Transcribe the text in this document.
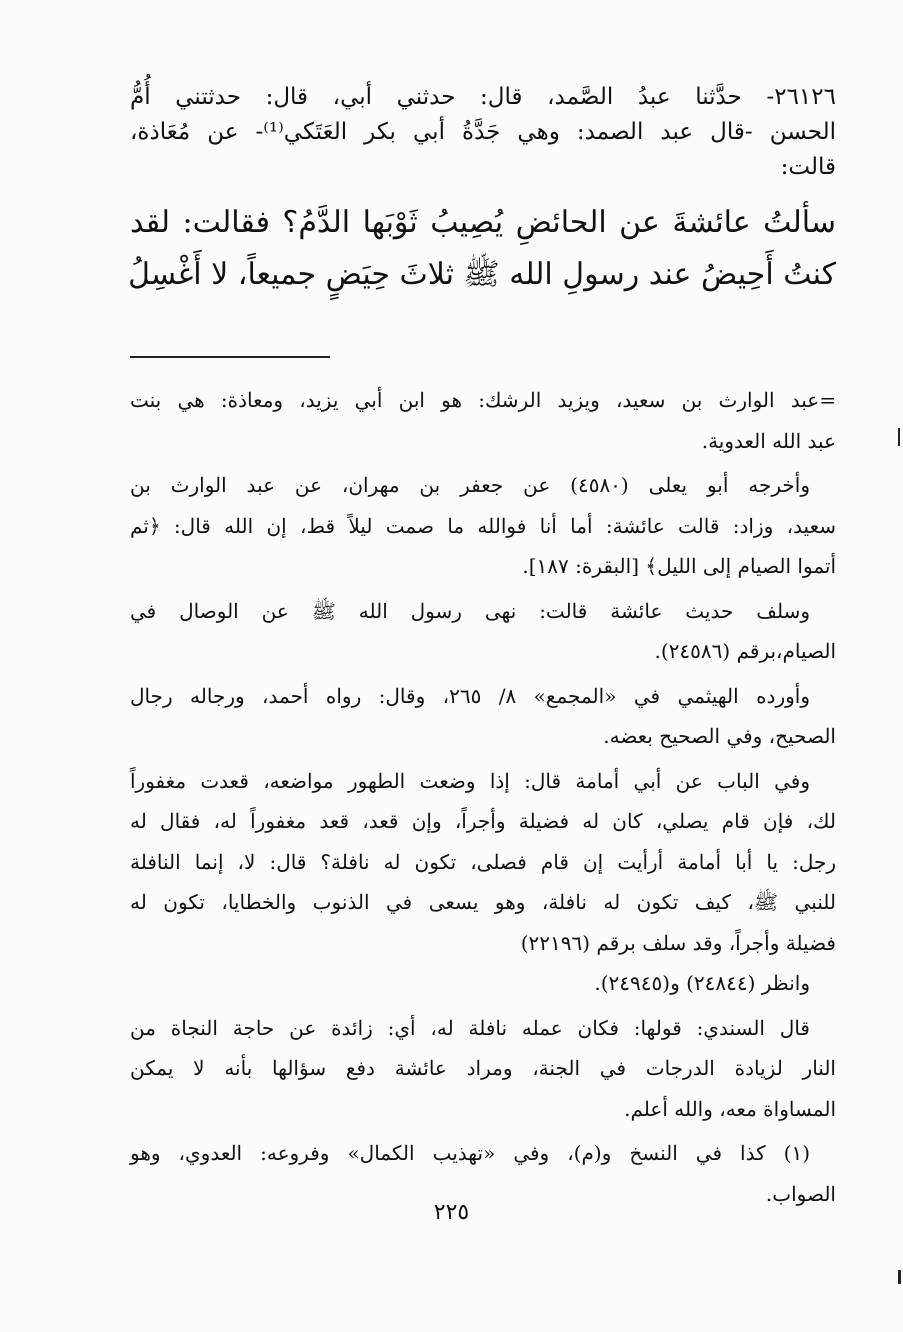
٢٦١٢٦- حدَّثنا عبدُ الصَّمد، قال: حدثني أبي، قال: حدثتني أُمُّ
الحسن -قال عبد الصمد: وهي جَدَّةُ أبي بكر العَتَكي⁽¹⁾- عن مُعَاذة،
قالت:
سألتُ عائشةَ عن الحائضِ يُصِيبُ ثَوْبَها الدَّمُ؟ فقالت: لقد
كنتُ أَحِيضُ عند رسولِ الله ﷺ ثلاثَ حِيَضٍ جميعاً، لا أَغْسِلُ
=عبد الوارث بن سعيد، ويزيد الرشك: هو ابن أبي يزيد، ومعاذة: هي بنت
عبد الله العدوية.
وأخرجه أبو يعلى (٤٥٨٠) عن جعفر بن مهران، عن عبد الوارث بن
سعيد، وزاد: قالت عائشة: أما أنا فوالله ما صمت ليلاً قط، إن الله قال: ﴿ثم
أتموا الصيام إلى الليل﴾ [البقرة: ١٨٧].
وسلف حديث عائشة قالت: نهى رسول الله ﷺ عن الوصال في
الصيام،برقم (٢٤٥٨٦).
وأورده الهيثمي في «المجمع» ٨/ ٢٦٥، وقال: رواه أحمد، ورجاله رجال
الصحيح، وفي الصحيح بعضه.
وفي الباب عن أبي أمامة قال: إذا وضعت الطهور مواضعه، قعدت مغفوراً
لك، فإن قام يصلي، كان له فضيلة وأجراً، وإن قعد، قعد مغفوراً له، فقال له
رجل: يا أبا أمامة أرأيت إن قام فصلى، تكون له نافلة؟ قال: لا، إنما النافلة
للنبي ﷺ، كيف تكون له نافلة، وهو يسعى في الذنوب والخطايا، تكون له
فضيلة وأجراً، وقد سلف برقم (٢٢١٩٦)
وانظر (٢٤٨٤٤) و(٢٤٩٤٥).
قال السندي: قولها: فكان عمله نافلة له، أي: زائدة عن حاجة النجاة من
النار لزيادة الدرجات في الجنة، ومراد عائشة دفع سؤالها بأنه لا يمكن
المساواة معه، والله أعلم.
(١) كذا في النسخ و(م)، وفي «تهذيب الكمال» وفروعه: العدوي، وهو
الصواب.
٢٢٥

■ ■ ■

Do this: Each line above that includes "رسول" should be shown.

Written reply:
كنتُ أَحِيضُ عند رسولِ الله ﷺ ثلاثَ حِيَضٍ جميعاً، لا أَغْسِلُ
وسلف حديث عائشة قالت: نهى رسول الله ﷺ عن الوصال في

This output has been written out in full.